■ Exercise
Go through the data below. List every line that holds the word "Investments".
++++++
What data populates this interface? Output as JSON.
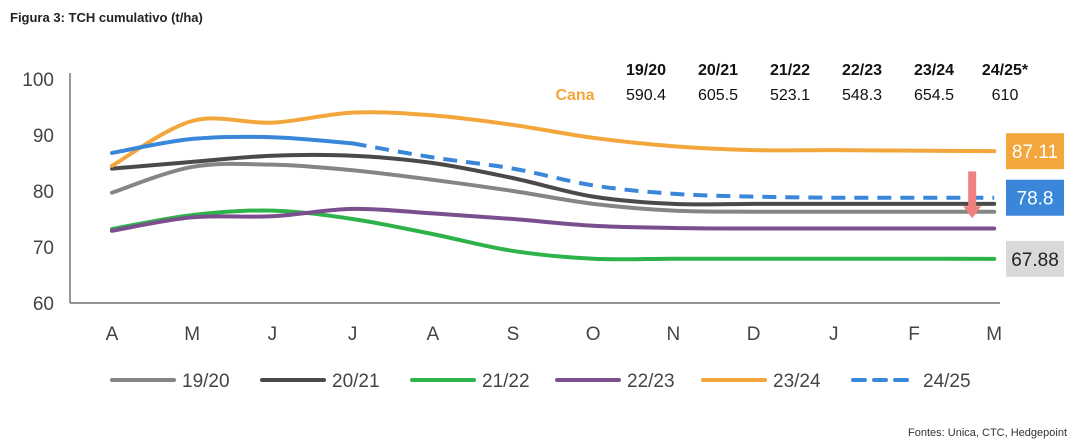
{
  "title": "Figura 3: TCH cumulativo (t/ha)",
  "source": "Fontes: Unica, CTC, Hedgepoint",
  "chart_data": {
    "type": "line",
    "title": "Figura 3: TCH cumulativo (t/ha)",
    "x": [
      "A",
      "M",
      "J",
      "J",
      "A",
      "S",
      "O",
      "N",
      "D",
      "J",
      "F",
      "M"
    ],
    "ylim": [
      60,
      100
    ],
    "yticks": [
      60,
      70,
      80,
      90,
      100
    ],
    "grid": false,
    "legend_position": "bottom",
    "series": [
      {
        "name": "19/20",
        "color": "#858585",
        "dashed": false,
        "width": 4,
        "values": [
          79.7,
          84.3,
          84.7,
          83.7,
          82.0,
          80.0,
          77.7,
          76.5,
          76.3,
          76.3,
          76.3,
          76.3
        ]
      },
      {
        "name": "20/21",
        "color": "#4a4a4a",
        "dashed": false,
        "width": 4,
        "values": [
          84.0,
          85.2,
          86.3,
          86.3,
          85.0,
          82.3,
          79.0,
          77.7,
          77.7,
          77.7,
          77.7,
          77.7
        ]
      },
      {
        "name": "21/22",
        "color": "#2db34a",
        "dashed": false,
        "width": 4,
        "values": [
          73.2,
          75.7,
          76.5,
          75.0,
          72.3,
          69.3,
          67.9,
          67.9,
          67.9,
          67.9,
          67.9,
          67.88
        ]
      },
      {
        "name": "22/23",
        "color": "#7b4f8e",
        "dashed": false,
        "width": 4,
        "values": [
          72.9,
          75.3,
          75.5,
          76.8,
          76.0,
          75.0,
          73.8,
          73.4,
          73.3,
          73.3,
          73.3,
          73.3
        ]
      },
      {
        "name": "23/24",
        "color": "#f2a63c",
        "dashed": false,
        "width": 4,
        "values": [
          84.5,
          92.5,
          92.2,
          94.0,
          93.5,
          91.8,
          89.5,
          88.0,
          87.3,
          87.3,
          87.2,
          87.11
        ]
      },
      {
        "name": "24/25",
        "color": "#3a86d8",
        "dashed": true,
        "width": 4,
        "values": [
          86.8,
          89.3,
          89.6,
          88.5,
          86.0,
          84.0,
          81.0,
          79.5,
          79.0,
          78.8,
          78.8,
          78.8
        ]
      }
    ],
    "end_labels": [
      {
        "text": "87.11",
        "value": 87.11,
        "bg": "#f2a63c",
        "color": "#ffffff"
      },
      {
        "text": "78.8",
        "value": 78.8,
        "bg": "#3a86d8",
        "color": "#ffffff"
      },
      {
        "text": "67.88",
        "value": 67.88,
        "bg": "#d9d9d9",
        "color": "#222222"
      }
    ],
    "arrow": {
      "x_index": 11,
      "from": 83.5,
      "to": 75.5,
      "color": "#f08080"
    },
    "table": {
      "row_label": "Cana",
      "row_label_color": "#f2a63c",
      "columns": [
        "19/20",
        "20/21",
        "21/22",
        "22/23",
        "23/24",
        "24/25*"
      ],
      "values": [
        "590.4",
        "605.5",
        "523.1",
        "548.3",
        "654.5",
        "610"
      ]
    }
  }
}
++++++
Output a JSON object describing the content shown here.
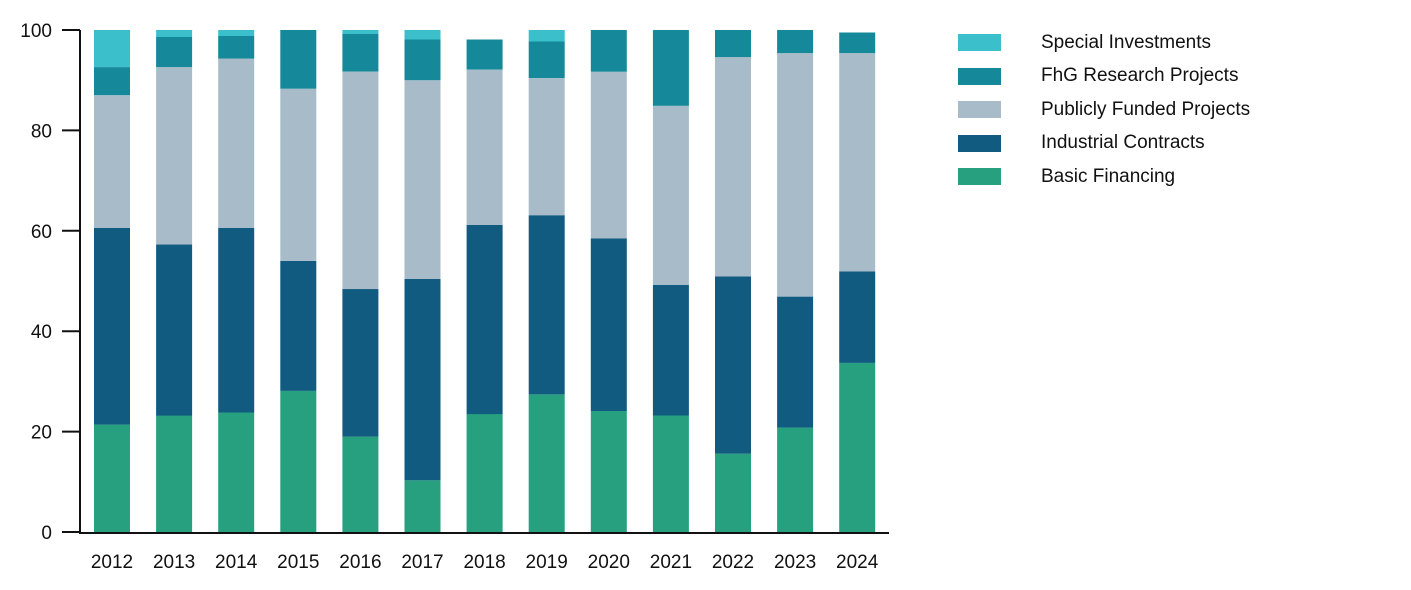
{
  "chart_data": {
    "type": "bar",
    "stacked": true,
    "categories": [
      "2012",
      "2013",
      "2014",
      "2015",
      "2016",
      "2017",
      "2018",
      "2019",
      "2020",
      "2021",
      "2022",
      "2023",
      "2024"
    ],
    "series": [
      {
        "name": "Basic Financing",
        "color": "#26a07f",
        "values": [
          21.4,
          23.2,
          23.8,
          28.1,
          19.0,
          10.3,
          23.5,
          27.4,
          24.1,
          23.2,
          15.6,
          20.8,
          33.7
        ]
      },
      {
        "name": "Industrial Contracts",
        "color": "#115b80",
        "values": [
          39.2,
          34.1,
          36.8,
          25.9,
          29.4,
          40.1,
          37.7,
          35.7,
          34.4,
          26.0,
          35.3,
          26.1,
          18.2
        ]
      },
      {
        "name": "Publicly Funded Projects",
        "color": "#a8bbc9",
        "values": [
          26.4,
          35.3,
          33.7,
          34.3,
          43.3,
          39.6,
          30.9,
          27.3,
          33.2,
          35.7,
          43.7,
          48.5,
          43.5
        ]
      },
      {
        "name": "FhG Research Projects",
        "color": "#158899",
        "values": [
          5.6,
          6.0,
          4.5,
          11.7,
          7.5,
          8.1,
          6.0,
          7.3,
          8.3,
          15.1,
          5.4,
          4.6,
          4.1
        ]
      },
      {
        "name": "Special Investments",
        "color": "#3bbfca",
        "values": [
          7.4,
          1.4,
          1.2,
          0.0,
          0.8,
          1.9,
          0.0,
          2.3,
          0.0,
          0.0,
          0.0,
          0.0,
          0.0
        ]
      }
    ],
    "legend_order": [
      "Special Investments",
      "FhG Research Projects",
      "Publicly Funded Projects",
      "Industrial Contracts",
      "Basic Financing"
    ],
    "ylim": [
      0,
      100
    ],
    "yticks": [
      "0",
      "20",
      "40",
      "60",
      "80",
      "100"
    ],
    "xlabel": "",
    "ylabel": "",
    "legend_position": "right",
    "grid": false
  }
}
++++++
■ Answer below
        "name": "Special Investments",
      "Special Investments",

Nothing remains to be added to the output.